> **Exercise brief**
Please count the lines below that contain the word "content", and reply with that number alone.

──────── Input for this task

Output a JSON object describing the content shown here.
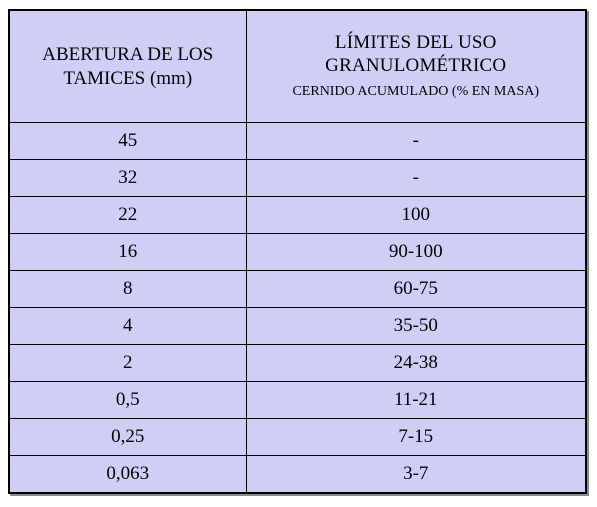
{
  "table": {
    "header": {
      "col1": "ABERTURA DE LOS TAMICES (mm)",
      "col2_title": "LÍMITES DEL USO GRANULOMÉTRICO",
      "col2_subtitle": "CERNIDO ACUMULADO (% EN MASA)"
    },
    "rows": [
      {
        "sieve": "45",
        "limit": "-"
      },
      {
        "sieve": "32",
        "limit": "-"
      },
      {
        "sieve": "22",
        "limit": "100"
      },
      {
        "sieve": "16",
        "limit": "90-100"
      },
      {
        "sieve": "8",
        "limit": "60-75"
      },
      {
        "sieve": "4",
        "limit": "35-50"
      },
      {
        "sieve": "2",
        "limit": "24-38"
      },
      {
        "sieve": "0,5",
        "limit": "11-21"
      },
      {
        "sieve": "0,25",
        "limit": "7-15"
      },
      {
        "sieve": "0,063",
        "limit": "3-7"
      }
    ]
  }
}
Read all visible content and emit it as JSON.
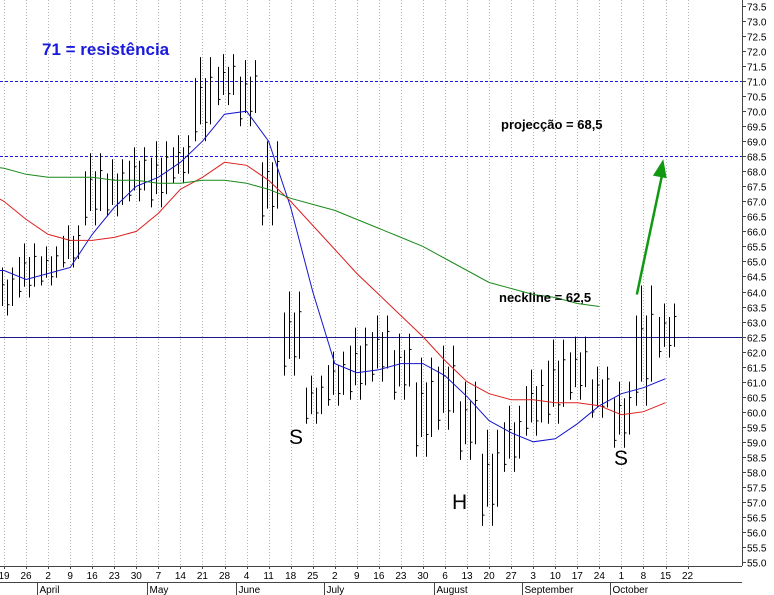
{
  "chart_data": {
    "type": "bar",
    "subtype": "ohlc-price-chart-with-moving-averages",
    "ylim": [
      55.0,
      73.5
    ],
    "y_tick_step": 0.5,
    "y_axis_side": "right",
    "grid": {
      "vertical": "dotted",
      "horizontal": false
    },
    "x_day_labels": [
      "19",
      "26",
      "2",
      "9",
      "16",
      "23",
      "30",
      "7",
      "14",
      "21",
      "28",
      "4",
      "11",
      "18",
      "25",
      "2",
      "9",
      "16",
      "23",
      "30",
      "6",
      "13",
      "20",
      "27",
      "3",
      "10",
      "17",
      "24",
      "1",
      "8",
      "15",
      "22"
    ],
    "x_months": [
      "April",
      "May",
      "June",
      "July",
      "August",
      "September",
      "October"
    ],
    "reference_lines": [
      {
        "value": 71.0,
        "style": "dashed",
        "color": "#1a1adc"
      },
      {
        "value": 68.5,
        "style": "dashed",
        "color": "#1a1adc"
      },
      {
        "value": 62.5,
        "style": "solid",
        "color": "#1a1a8a"
      }
    ],
    "moving_averages": [
      {
        "color": "#1515cc",
        "points": [
          [
            -1.0,
            64.7
          ],
          [
            0,
            64.7
          ],
          [
            1,
            64.4
          ],
          [
            2,
            64.6
          ],
          [
            3,
            64.8
          ],
          [
            4,
            65.9
          ],
          [
            5,
            66.8
          ],
          [
            6,
            67.5
          ],
          [
            7,
            67.8
          ],
          [
            8,
            68.3
          ],
          [
            9,
            69.0
          ],
          [
            10,
            69.9
          ],
          [
            11,
            70.0
          ],
          [
            12,
            69.0
          ],
          [
            13,
            66.8
          ],
          [
            14,
            64.0
          ],
          [
            15,
            61.6
          ],
          [
            16,
            61.3
          ],
          [
            17,
            61.4
          ],
          [
            18,
            61.6
          ],
          [
            19,
            61.6
          ],
          [
            20,
            61.2
          ],
          [
            21,
            60.5
          ],
          [
            22,
            59.7
          ],
          [
            23,
            59.3
          ],
          [
            24,
            59.0
          ],
          [
            25,
            59.1
          ],
          [
            26,
            59.6
          ],
          [
            27,
            60.2
          ],
          [
            28,
            60.6
          ],
          [
            29,
            60.8
          ],
          [
            30,
            61.1
          ]
        ]
      },
      {
        "color": "#dd2020",
        "points": [
          [
            -1.0,
            67.4
          ],
          [
            0,
            67.0
          ],
          [
            1,
            66.4
          ],
          [
            2,
            65.9
          ],
          [
            3,
            65.7
          ],
          [
            4,
            65.7
          ],
          [
            5,
            65.8
          ],
          [
            6,
            66.0
          ],
          [
            7,
            66.6
          ],
          [
            8,
            67.4
          ],
          [
            9,
            67.8
          ],
          [
            10,
            68.3
          ],
          [
            11,
            68.2
          ],
          [
            12,
            67.7
          ],
          [
            13,
            67.0
          ],
          [
            14,
            66.2
          ],
          [
            15,
            65.4
          ],
          [
            16,
            64.6
          ],
          [
            17,
            63.9
          ],
          [
            18,
            63.2
          ],
          [
            19,
            62.5
          ],
          [
            20,
            61.7
          ],
          [
            21,
            61.0
          ],
          [
            22,
            60.6
          ],
          [
            23,
            60.4
          ],
          [
            24,
            60.4
          ],
          [
            25,
            60.3
          ],
          [
            26,
            60.3
          ],
          [
            27,
            60.2
          ],
          [
            28,
            59.9
          ],
          [
            29,
            60.0
          ],
          [
            30,
            60.3
          ]
        ]
      },
      {
        "color": "#1a8a1a",
        "points": [
          [
            -1.0,
            68.2
          ],
          [
            0,
            68.1
          ],
          [
            1,
            67.9
          ],
          [
            2,
            67.8
          ],
          [
            3,
            67.8
          ],
          [
            4,
            67.8
          ],
          [
            5,
            67.7
          ],
          [
            6,
            67.7
          ],
          [
            7,
            67.6
          ],
          [
            8,
            67.6
          ],
          [
            9,
            67.7
          ],
          [
            10,
            67.7
          ],
          [
            11,
            67.6
          ],
          [
            12,
            67.4
          ],
          [
            13,
            67.1
          ],
          [
            14,
            66.9
          ],
          [
            15,
            66.7
          ],
          [
            16,
            66.4
          ],
          [
            17,
            66.1
          ],
          [
            18,
            65.8
          ],
          [
            19,
            65.5
          ],
          [
            20,
            65.1
          ],
          [
            21,
            64.7
          ],
          [
            22,
            64.3
          ],
          [
            23,
            64.1
          ],
          [
            24,
            63.9
          ],
          [
            25,
            63.8
          ],
          [
            26,
            63.6
          ],
          [
            27,
            63.5
          ]
        ]
      }
    ],
    "ohlc_weekly": [
      {
        "week": "19",
        "low": 63.2,
        "high": 64.8
      },
      {
        "week": "26",
        "low": 63.8,
        "high": 65.6
      },
      {
        "week": "2",
        "low": 64.2,
        "high": 65.5
      },
      {
        "week": "9",
        "low": 64.8,
        "high": 66.2
      },
      {
        "week": "16",
        "low": 66.2,
        "high": 68.6
      },
      {
        "week": "23",
        "low": 66.5,
        "high": 68.4
      },
      {
        "week": "30",
        "low": 67.0,
        "high": 68.8
      },
      {
        "week": "7",
        "low": 66.8,
        "high": 69.0
      },
      {
        "week": "14",
        "low": 67.6,
        "high": 69.2
      },
      {
        "week": "21",
        "low": 69.0,
        "high": 71.8
      },
      {
        "week": "28",
        "low": 70.2,
        "high": 71.9
      },
      {
        "week": "4",
        "low": 69.5,
        "high": 71.7
      },
      {
        "week": "11",
        "low": 66.2,
        "high": 69.0
      },
      {
        "week": "18",
        "low": 61.2,
        "high": 64.0
      },
      {
        "week": "25",
        "low": 59.6,
        "high": 61.2
      },
      {
        "week": "2",
        "low": 60.2,
        "high": 62.0
      },
      {
        "week": "9",
        "low": 60.4,
        "high": 62.8
      },
      {
        "week": "16",
        "low": 61.0,
        "high": 63.2
      },
      {
        "week": "23",
        "low": 60.4,
        "high": 62.6
      },
      {
        "week": "30",
        "low": 58.5,
        "high": 61.8
      },
      {
        "week": "6",
        "low": 59.4,
        "high": 62.2
      },
      {
        "week": "13",
        "low": 58.4,
        "high": 61.0
      },
      {
        "week": "20",
        "low": 56.2,
        "high": 59.4
      },
      {
        "week": "27",
        "low": 58.0,
        "high": 60.2
      },
      {
        "week": "3",
        "low": 59.2,
        "high": 61.4
      },
      {
        "week": "10",
        "low": 59.6,
        "high": 62.4
      },
      {
        "week": "17",
        "low": 60.4,
        "high": 62.5
      },
      {
        "week": "24",
        "low": 59.8,
        "high": 61.5
      },
      {
        "week": "1",
        "low": 58.8,
        "high": 61.0
      },
      {
        "week": "8",
        "low": 60.2,
        "high": 64.2
      },
      {
        "week": "15",
        "low": 61.8,
        "high": 63.6
      }
    ],
    "annotations": [
      {
        "text": "71 = resistência",
        "color": "#1a1adc"
      },
      {
        "text": "projecção = 68,5",
        "color": "#000000"
      },
      {
        "text": "neckline = 62,5",
        "color": "#000000"
      },
      {
        "text": "S",
        "color": "#000000"
      },
      {
        "text": "H",
        "color": "#000000"
      },
      {
        "text": "S",
        "color": "#000000"
      }
    ],
    "arrow": {
      "color": "#119911",
      "from": [
        28.7,
        63.9
      ],
      "to": [
        29.9,
        68.4
      ]
    }
  }
}
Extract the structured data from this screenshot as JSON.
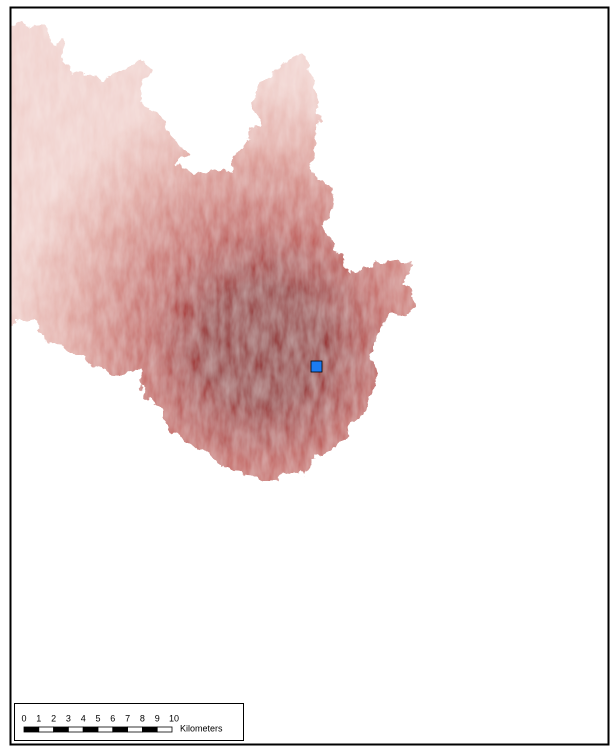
{
  "scale_bar": {
    "ticks": [
      0,
      1,
      2,
      3,
      4,
      5,
      6,
      7,
      8,
      9,
      10
    ],
    "unit": "Kilometers"
  }
}
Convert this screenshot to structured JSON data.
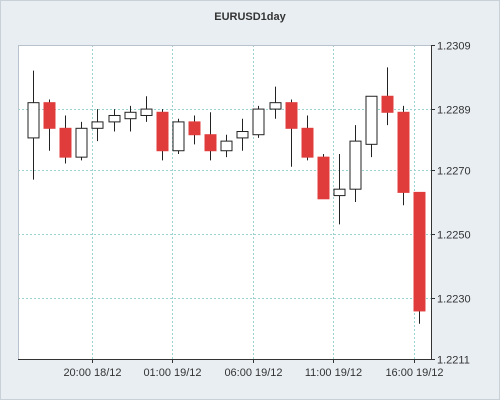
{
  "chart_data": {
    "type": "candlestick",
    "title": "EURUSD1day",
    "xlabel": "",
    "ylabel": "",
    "ylim": [
      1.2211,
      1.2309
    ],
    "y_ticks": [
      "1.2211",
      "1.2230",
      "1.2250",
      "1.2270",
      "1.2289",
      "1.2309"
    ],
    "x_ticks": [
      {
        "label": "20:00 18/12",
        "index": 4
      },
      {
        "label": "01:00 19/12",
        "index": 9
      },
      {
        "label": "06:00 19/12",
        "index": 14
      },
      {
        "label": "11:00 19/12",
        "index": 19
      },
      {
        "label": "16:00 19/12",
        "index": 24
      }
    ],
    "grid": true,
    "colors": {
      "up": "#ffffff",
      "down": "#e03c3c",
      "grid": "#9bd3d3",
      "axis": "#333333"
    },
    "candles": [
      {
        "o": 1.228,
        "h": 1.2301,
        "l": 1.2267,
        "c": 1.2291
      },
      {
        "o": 1.2291,
        "h": 1.2292,
        "l": 1.2276,
        "c": 1.2283
      },
      {
        "o": 1.2283,
        "h": 1.2287,
        "l": 1.2272,
        "c": 1.2274
      },
      {
        "o": 1.2274,
        "h": 1.2285,
        "l": 1.2273,
        "c": 1.2283
      },
      {
        "o": 1.2283,
        "h": 1.2289,
        "l": 1.2279,
        "c": 1.2285
      },
      {
        "o": 1.2285,
        "h": 1.2289,
        "l": 1.2282,
        "c": 1.2287
      },
      {
        "o": 1.2286,
        "h": 1.229,
        "l": 1.2282,
        "c": 1.2288
      },
      {
        "o": 1.2287,
        "h": 1.2293,
        "l": 1.2285,
        "c": 1.2289
      },
      {
        "o": 1.2288,
        "h": 1.2289,
        "l": 1.2273,
        "c": 1.2276
      },
      {
        "o": 1.2276,
        "h": 1.2286,
        "l": 1.2275,
        "c": 1.2285
      },
      {
        "o": 1.2285,
        "h": 1.2287,
        "l": 1.2278,
        "c": 1.2281
      },
      {
        "o": 1.2281,
        "h": 1.2288,
        "l": 1.2273,
        "c": 1.2276
      },
      {
        "o": 1.2276,
        "h": 1.2281,
        "l": 1.2274,
        "c": 1.2279
      },
      {
        "o": 1.228,
        "h": 1.2286,
        "l": 1.2276,
        "c": 1.2282
      },
      {
        "o": 1.2281,
        "h": 1.229,
        "l": 1.228,
        "c": 1.2289
      },
      {
        "o": 1.2289,
        "h": 1.2296,
        "l": 1.2286,
        "c": 1.2291
      },
      {
        "o": 1.2291,
        "h": 1.2292,
        "l": 1.2271,
        "c": 1.2283
      },
      {
        "o": 1.2283,
        "h": 1.2287,
        "l": 1.2273,
        "c": 1.2274
      },
      {
        "o": 1.2274,
        "h": 1.2275,
        "l": 1.2261,
        "c": 1.2261
      },
      {
        "o": 1.2262,
        "h": 1.2275,
        "l": 1.2253,
        "c": 1.2264
      },
      {
        "o": 1.2264,
        "h": 1.2284,
        "l": 1.226,
        "c": 1.2279
      },
      {
        "o": 1.2278,
        "h": 1.2293,
        "l": 1.2274,
        "c": 1.2293
      },
      {
        "o": 1.2293,
        "h": 1.2302,
        "l": 1.2284,
        "c": 1.2288
      },
      {
        "o": 1.2288,
        "h": 1.229,
        "l": 1.2259,
        "c": 1.2263
      },
      {
        "o": 1.2263,
        "h": 1.2263,
        "l": 1.2222,
        "c": 1.2226
      }
    ]
  }
}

────────────────

> **Right answer**
2